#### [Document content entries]
== == ==

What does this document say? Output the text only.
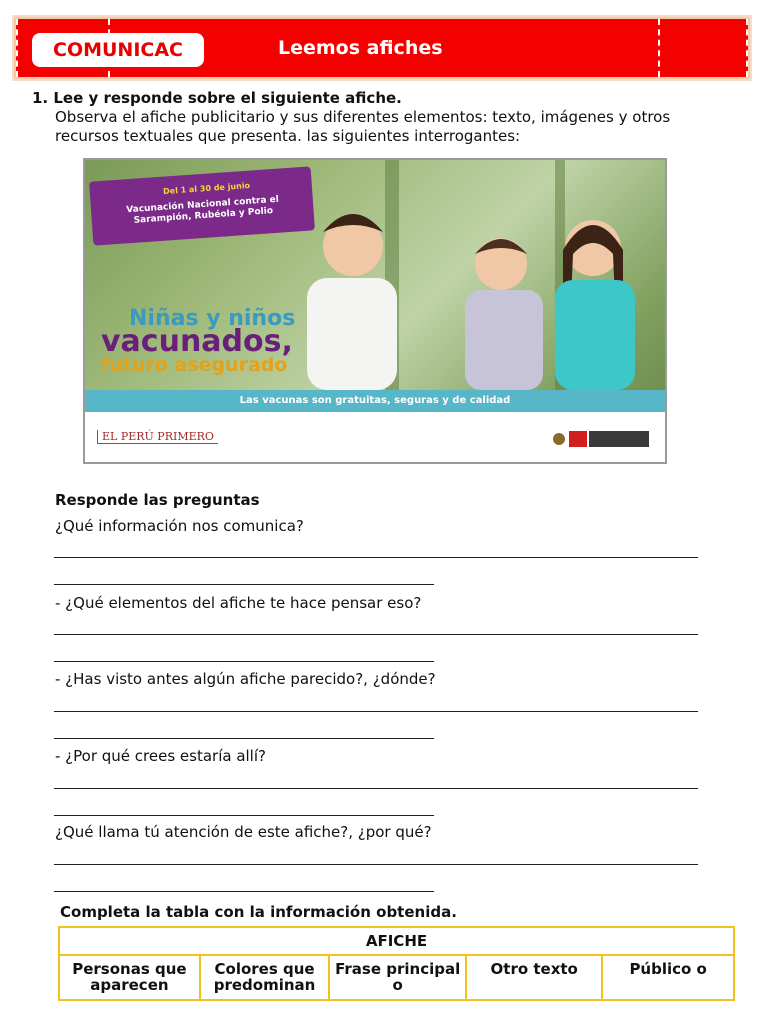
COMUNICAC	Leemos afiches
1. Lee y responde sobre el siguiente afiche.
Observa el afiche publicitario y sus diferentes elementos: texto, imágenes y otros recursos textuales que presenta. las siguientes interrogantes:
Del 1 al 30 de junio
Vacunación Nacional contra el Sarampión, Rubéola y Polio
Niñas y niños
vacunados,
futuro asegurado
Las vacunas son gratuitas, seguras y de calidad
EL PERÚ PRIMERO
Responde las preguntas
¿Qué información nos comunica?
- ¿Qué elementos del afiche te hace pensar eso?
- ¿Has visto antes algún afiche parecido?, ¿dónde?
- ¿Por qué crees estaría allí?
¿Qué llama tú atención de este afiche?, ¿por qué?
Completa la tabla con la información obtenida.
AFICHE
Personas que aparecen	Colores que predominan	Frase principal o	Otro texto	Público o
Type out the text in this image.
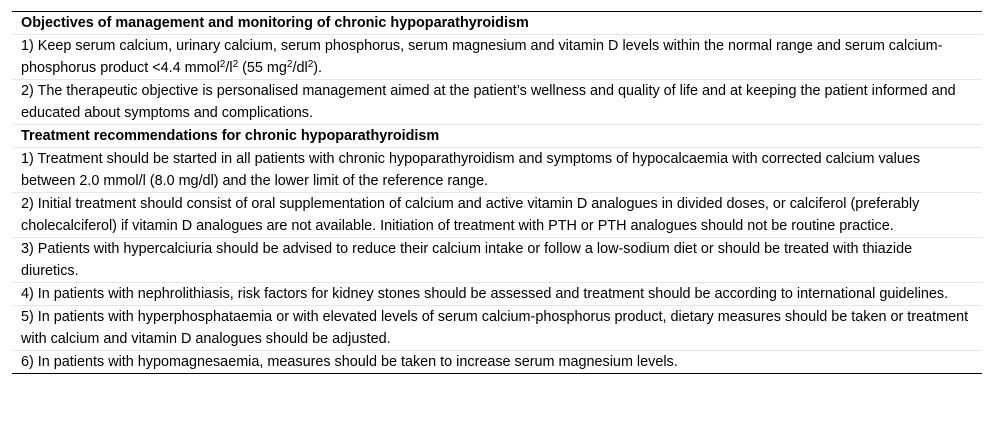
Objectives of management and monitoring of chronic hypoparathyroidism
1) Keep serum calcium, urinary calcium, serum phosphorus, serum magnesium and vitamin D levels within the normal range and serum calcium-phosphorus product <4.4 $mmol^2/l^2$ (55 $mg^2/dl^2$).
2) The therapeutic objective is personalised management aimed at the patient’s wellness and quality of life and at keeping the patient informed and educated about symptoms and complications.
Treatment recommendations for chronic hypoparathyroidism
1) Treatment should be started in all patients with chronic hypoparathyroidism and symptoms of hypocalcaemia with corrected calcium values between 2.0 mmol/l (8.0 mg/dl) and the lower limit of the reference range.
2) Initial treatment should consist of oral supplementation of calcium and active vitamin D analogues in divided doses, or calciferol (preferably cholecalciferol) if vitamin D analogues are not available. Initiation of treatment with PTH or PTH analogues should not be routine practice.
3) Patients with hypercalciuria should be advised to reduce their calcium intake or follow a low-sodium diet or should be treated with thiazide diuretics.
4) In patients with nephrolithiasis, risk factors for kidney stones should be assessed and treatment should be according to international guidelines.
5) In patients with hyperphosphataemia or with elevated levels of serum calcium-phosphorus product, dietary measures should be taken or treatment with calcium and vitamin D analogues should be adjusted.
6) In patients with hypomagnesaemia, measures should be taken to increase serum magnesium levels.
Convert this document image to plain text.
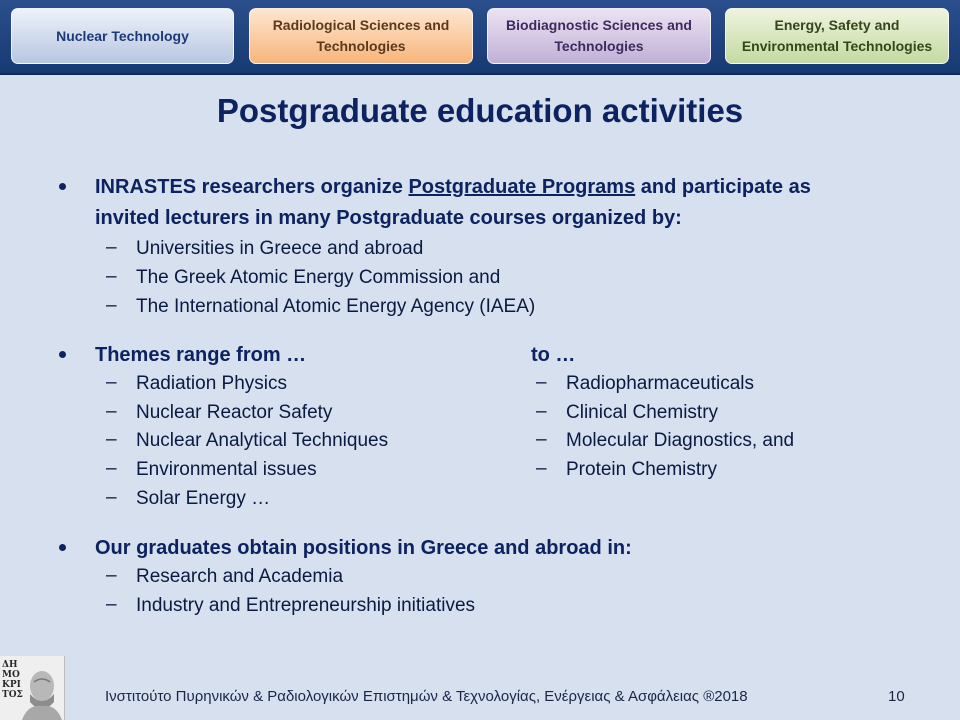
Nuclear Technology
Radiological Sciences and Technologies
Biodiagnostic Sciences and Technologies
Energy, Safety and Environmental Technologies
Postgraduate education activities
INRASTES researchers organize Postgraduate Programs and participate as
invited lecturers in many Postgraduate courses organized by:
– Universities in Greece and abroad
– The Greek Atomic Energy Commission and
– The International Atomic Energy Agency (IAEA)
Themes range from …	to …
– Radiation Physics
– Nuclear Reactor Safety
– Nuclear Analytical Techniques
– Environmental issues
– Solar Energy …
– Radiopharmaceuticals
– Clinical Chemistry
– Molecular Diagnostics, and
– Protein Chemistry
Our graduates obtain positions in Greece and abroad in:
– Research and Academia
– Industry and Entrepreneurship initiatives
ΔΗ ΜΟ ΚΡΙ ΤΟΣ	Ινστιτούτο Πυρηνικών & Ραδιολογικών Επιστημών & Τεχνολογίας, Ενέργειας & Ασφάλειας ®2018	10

== == ==

#### [PROBLEM TO WORK ON]
This calls for an exact copy of all the entries above, with the pictures omitted.

#### [EXERCISE RESULT]
What does this document say? Output the text only.
COMUNICAC	Leemos afiches
1. Lee y responde sobre el siguiente afiche.
Observa el afiche publicitario y sus diferentes elementos: texto, imágenes y otros recursos textuales que presenta. las siguientes interrogantes:
Del 1 al 30 de junio
Vacunación Nacional contra el Sarampión, Rubéola y Polio
Niñas y niños
vacunados,
futuro asegurado
Las vacunas son gratuitas, seguras y de calidad
EL PERÚ PRIMERO
Responde las preguntas
¿Qué información nos comunica?
- ¿Qué elementos del afiche te hace pensar eso?
- ¿Has visto antes algún afiche parecido?, ¿dónde?
- ¿Por qué crees estaría allí?
¿Qué llama tú atención de este afiche?, ¿por qué?
Completa la tabla con la información obtenida.
AFICHE
Personas que aparecen	Colores que predominan	Frase principal o	Otro texto	Público o
Type out the text in this image.
Objectives of management and monitoring of chronic hypoparathyroidism
1) Keep serum calcium, urinary calcium, serum phosphorus, serum magnesium and vitamin D levels within the normal range and serum calcium-phosphorus product <4.4 $mmol^2/l^2$ (55 $mg^2/dl^2$).
2) The therapeutic objective is personalised management aimed at the patient’s wellness and quality of life and at keeping the patient informed and educated about symptoms and complications.
Treatment recommendations for chronic hypoparathyroidism
1) Treatment should be started in all patients with chronic hypoparathyroidism and symptoms of hypocalcaemia with corrected calcium values between 2.0 mmol/l (8.0 mg/dl) and the lower limit of the reference range.
2) Initial treatment should consist of oral supplementation of calcium and active vitamin D analogues in divided doses, or calciferol (preferably cholecalciferol) if vitamin D analogues are not available. Initiation of treatment with PTH or PTH analogues should not be routine practice.
3) Patients with hypercalciuria should be advised to reduce their calcium intake or follow a low-sodium diet or should be treated with thiazide diuretics.
4) In patients with nephrolithiasis, risk factors for kidney stones should be assessed and treatment should be according to international guidelines.
5) In patients with hyperphosphataemia or with elevated levels of serum calcium-phosphorus product, dietary measures should be taken or treatment with calcium and vitamin D analogues should be adjusted.
6) In patients with hypomagnesaemia, measures should be taken to increase serum magnesium levels.
Convert this document image to plain text.
Nuclear Technology
Radiological Sciences and Technologies
Biodiagnostic Sciences and Technologies
Energy, Safety and Environmental Technologies
Postgraduate education activities
INRASTES researchers organize Postgraduate Programs and participate as
invited lecturers in many Postgraduate courses organized by:
– Universities in Greece and abroad
– The Greek Atomic Energy Commission and
– The International Atomic Energy Agency (IAEA)
Themes range from …	to …
– Radiation Physics
– Nuclear Reactor Safety
– Nuclear Analytical Techniques
– Environmental issues
– Solar Energy …
– Radiopharmaceuticals
– Clinical Chemistry
– Molecular Diagnostics, and
– Protein Chemistry
Our graduates obtain positions in Greece and abroad in:
– Research and Academia
– Industry and Entrepreneurship initiatives
ΔΗ ΜΟ ΚΡΙ ΤΟΣ	Ινστιτούτο Πυρηνικών & Ραδιολογικών Επιστημών & Τεχνολογίας, Ενέργειας & Ασφάλειας ®2018	10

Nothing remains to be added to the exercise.